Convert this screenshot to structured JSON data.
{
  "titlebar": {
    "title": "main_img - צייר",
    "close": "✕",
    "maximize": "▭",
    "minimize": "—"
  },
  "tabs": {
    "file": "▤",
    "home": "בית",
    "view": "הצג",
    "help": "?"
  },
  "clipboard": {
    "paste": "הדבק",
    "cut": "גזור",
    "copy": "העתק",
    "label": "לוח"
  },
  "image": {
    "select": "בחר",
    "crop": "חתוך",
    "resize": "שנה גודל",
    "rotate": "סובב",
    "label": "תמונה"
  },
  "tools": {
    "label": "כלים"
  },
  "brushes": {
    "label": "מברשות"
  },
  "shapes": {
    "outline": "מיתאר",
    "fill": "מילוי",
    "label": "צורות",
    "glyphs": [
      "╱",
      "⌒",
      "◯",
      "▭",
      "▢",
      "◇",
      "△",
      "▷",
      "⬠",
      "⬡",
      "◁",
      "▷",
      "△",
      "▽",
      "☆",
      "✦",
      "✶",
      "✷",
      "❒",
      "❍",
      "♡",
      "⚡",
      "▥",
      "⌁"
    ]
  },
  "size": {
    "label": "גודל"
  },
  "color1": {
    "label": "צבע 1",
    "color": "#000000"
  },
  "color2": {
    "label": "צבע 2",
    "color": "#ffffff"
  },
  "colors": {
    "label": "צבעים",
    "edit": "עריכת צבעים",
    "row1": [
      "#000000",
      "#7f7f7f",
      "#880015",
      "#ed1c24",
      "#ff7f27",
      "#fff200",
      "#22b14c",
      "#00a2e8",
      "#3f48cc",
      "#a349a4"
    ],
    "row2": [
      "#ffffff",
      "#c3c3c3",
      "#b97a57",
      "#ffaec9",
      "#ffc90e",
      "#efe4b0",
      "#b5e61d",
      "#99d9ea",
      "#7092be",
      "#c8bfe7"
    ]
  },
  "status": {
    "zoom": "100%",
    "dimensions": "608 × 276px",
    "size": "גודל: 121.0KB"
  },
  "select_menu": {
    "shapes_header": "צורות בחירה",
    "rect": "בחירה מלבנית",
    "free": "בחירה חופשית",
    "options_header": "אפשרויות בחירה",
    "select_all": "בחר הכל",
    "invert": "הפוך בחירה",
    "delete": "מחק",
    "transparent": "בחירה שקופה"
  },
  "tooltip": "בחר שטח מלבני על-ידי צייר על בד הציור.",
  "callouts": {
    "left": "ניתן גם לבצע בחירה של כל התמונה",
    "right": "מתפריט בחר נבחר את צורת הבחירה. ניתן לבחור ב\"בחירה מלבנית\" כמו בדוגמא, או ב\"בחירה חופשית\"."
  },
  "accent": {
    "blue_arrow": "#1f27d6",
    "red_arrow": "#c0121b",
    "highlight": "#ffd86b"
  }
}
==
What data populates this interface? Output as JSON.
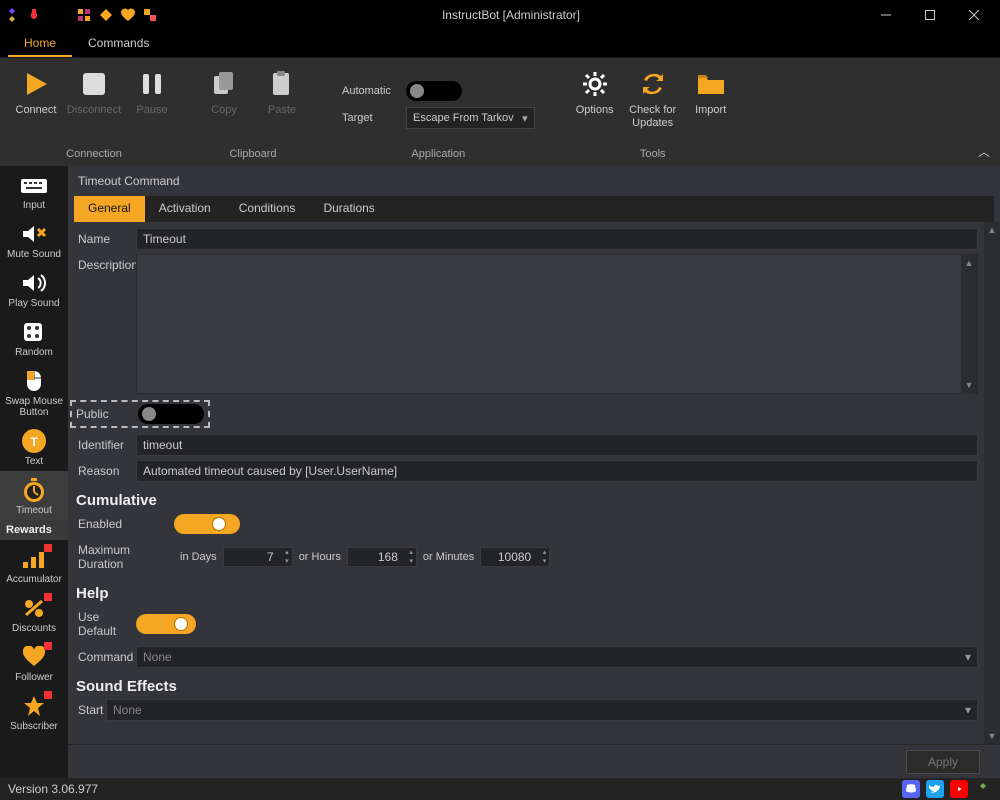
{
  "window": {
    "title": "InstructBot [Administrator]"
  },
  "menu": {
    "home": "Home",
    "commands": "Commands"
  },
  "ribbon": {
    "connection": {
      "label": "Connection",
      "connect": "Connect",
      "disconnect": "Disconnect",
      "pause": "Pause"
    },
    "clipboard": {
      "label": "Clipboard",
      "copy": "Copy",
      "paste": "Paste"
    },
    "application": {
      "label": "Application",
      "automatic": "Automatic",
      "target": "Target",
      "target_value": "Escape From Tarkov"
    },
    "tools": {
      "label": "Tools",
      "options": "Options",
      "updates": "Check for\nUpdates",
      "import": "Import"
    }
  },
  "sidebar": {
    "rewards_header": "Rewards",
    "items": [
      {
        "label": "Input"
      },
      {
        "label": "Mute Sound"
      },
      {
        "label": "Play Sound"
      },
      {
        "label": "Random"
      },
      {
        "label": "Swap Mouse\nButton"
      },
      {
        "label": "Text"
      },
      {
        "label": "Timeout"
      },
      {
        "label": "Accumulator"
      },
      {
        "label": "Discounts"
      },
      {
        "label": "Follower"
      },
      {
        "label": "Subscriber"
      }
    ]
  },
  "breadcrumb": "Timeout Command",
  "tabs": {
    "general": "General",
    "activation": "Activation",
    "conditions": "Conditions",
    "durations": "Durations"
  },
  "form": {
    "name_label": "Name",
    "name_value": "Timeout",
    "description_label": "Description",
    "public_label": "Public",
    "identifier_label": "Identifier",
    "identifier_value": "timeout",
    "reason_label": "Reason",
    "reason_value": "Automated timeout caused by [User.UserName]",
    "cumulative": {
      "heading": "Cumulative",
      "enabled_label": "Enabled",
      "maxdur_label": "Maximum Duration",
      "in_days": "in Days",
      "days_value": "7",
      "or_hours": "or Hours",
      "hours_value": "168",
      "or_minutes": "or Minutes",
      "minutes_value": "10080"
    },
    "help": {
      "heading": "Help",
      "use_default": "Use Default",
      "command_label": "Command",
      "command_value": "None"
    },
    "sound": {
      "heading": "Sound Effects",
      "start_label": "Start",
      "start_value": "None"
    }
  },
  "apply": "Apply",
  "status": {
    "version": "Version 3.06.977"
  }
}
==
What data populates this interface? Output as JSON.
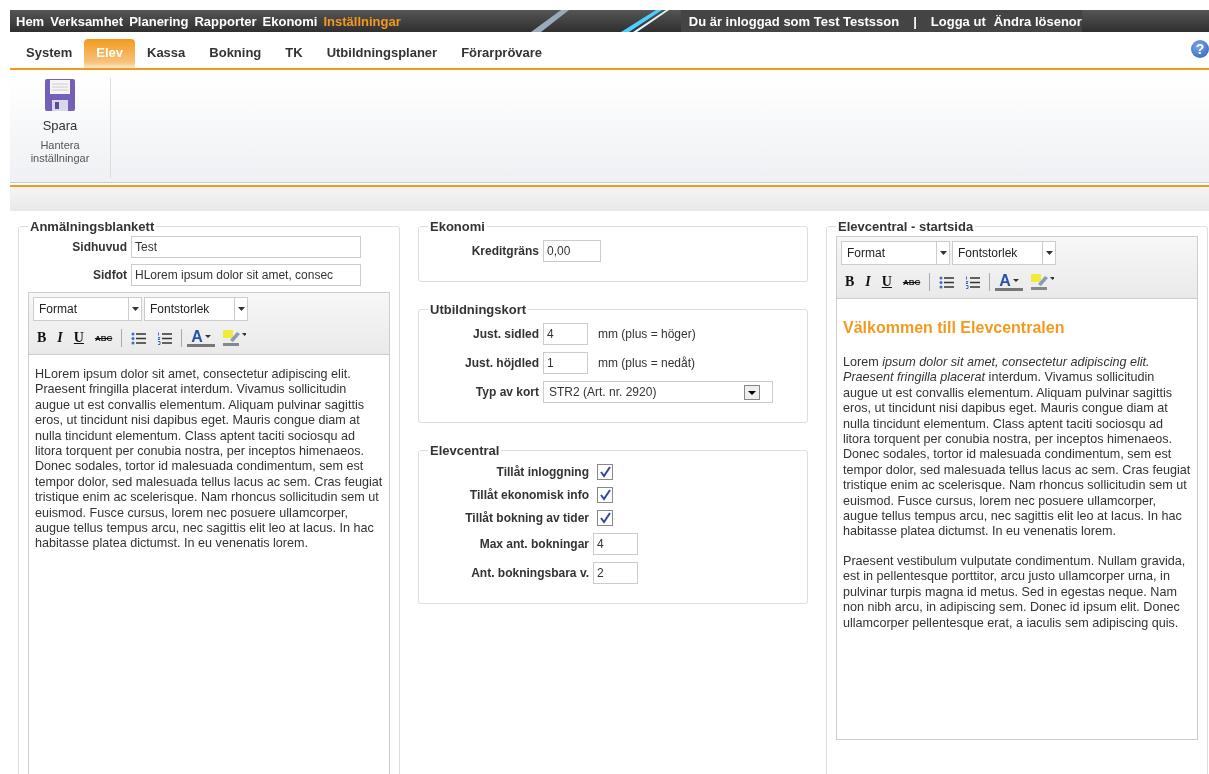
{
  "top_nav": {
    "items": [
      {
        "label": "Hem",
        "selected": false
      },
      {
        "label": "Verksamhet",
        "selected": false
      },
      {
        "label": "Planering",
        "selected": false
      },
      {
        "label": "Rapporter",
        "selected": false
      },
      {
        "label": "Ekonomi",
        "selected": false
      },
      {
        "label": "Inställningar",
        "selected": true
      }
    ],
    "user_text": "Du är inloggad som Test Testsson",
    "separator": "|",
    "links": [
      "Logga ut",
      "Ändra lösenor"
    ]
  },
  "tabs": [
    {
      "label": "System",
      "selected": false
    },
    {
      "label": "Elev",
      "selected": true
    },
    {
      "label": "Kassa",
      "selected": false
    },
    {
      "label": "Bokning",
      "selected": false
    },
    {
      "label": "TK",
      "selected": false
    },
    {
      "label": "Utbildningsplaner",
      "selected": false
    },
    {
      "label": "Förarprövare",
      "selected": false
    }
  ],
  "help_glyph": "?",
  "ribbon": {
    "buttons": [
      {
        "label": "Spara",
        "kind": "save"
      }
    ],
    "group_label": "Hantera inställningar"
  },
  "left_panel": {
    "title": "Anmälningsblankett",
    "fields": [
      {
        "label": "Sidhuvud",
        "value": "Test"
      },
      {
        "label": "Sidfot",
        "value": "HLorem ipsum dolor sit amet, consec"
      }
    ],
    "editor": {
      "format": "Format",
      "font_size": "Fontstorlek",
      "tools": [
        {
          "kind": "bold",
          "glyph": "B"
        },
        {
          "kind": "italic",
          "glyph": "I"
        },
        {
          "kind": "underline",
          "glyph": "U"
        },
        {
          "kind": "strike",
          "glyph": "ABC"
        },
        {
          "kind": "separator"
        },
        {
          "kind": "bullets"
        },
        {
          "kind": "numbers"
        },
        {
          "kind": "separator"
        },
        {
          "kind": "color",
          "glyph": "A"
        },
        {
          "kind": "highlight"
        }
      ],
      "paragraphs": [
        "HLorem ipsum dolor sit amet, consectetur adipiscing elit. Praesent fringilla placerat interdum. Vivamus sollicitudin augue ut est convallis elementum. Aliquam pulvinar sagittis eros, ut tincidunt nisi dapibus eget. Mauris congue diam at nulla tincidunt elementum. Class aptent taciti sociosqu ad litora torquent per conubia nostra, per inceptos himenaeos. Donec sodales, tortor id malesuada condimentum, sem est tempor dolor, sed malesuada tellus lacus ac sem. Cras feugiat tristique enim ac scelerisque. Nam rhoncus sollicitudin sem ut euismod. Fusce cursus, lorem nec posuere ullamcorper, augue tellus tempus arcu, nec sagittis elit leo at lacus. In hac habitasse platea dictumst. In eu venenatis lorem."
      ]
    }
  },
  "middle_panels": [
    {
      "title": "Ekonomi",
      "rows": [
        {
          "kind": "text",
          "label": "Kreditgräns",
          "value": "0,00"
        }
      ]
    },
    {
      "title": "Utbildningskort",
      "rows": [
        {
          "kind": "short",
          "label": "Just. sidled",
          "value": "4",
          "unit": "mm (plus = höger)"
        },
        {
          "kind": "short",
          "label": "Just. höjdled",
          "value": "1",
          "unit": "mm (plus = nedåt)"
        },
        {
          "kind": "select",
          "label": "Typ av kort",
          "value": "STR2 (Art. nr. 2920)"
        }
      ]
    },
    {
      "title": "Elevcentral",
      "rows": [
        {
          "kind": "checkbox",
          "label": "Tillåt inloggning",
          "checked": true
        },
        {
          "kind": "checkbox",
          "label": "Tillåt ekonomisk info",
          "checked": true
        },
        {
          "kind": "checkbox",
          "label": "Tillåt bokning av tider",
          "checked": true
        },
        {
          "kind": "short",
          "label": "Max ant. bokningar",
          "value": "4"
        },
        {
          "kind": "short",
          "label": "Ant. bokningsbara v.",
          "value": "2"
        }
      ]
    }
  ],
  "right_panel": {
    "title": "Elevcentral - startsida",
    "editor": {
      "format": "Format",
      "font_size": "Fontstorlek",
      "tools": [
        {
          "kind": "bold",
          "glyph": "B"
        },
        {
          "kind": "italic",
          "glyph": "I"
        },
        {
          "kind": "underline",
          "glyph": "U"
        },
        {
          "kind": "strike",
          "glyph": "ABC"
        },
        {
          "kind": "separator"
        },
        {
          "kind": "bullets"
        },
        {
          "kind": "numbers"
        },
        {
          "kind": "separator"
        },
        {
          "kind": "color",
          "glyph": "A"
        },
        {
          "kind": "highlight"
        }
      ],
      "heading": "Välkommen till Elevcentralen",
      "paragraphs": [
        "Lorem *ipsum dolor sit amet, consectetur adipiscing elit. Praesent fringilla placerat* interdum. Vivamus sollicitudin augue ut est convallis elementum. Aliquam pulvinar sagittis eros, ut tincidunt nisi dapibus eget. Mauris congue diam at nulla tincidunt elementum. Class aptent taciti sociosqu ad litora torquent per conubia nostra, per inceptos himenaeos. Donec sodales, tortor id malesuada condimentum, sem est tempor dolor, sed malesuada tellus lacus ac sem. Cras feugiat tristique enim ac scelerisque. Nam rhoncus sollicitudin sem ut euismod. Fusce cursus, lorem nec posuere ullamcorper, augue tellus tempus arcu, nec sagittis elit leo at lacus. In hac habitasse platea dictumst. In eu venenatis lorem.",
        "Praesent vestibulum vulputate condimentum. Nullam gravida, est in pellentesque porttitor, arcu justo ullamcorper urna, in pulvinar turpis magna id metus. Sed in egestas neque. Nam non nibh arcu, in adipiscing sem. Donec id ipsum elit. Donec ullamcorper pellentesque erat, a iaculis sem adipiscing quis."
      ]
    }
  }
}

◆ PROBLEM REQUIREMENTS ◆
Locate each line containing the string "Tillåt" and show it.

◆ FINAL RESULT ◆
          "label": "Tillåt inloggning",
          "label": "Tillåt ekonomisk info",
          "label": "Tillåt bokning av tider",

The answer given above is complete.